Print the entries verbatim, leaving out the images they contain.

BEGIN

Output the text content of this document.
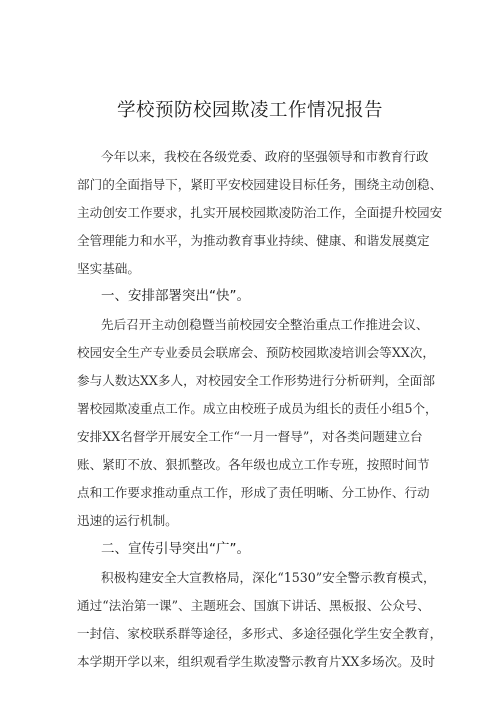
学校预防校园欺凌工作情况报告
今年以来，我校在各级党委、政府的坚强领导和市教育行政
部门的全面指导下，紧盯平安校园建设目标任务，围绕主动创稳、
主动创安工作要求，扎实开展校园欺凌防治工作，全面提升校园安
全管理能力和水平，为推动教育事业持续、健康、和谐发展奠定
坚实基础。
一、安排部署突出“快”。
先后召开主动创稳暨当前校园安全整治重点工作推进会议、
校园安全生产专业委员会联席会、预防校园欺凌培训会等XX次，
参与人数达XX多人，对校园安全工作形势进行分析研判，全面部
署校园欺凌重点工作。成立由校班子成员为组长的责任小组5个，
安排XX名督学开展安全工作“一月一督导”，对各类问题建立台
账、紧盯不放、狠抓整改。各年级也成立工作专班，按照时间节
点和工作要求推动重点工作，形成了责任明晰、分工协作、行动
迅速的运行机制。
二、宣传引导突出“广”。
积极构建安全大宣教格局，深化“1530”安全警示教育模式，
通过“法治第一课”、主题班会、国旗下讲话、黑板报、公众号、
一封信、家校联系群等途径，多形式、多途径强化学生安全教育，
本学期开学以来，组织观看学生欺凌警示教育片XX多场次。及时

END

TASK RESULT -
Output the text content of this document.
学校预防校园欺凌工作情况报告
今年以来，我校在各级党委、政府的坚强领导和市教育行政
部门的全面指导下，紧盯平安校园建设目标任务，围绕主动创稳、
主动创安工作要求，扎实开展校园欺凌防治工作，全面提升校园安
全管理能力和水平，为推动教育事业持续、健康、和谐发展奠定
坚实基础。
一、安排部署突出“快”。
先后召开主动创稳暨当前校园安全整治重点工作推进会议、
校园安全生产专业委员会联席会、预防校园欺凌培训会等XX次，
参与人数达XX多人，对校园安全工作形势进行分析研判，全面部
署校园欺凌重点工作。成立由校班子成员为组长的责任小组5个，
安排XX名督学开展安全工作“一月一督导”，对各类问题建立台
账、紧盯不放、狠抓整改。各年级也成立工作专班，按照时间节
点和工作要求推动重点工作，形成了责任明晰、分工协作、行动
迅速的运行机制。
二、宣传引导突出“广”。
积极构建安全大宣教格局，深化“1530”安全警示教育模式，
通过“法治第一课”、主题班会、国旗下讲话、黑板报、公众号、
一封信、家校联系群等途径，多形式、多途径强化学生安全教育，
本学期开学以来，组织观看学生欺凌警示教育片XX多场次。及时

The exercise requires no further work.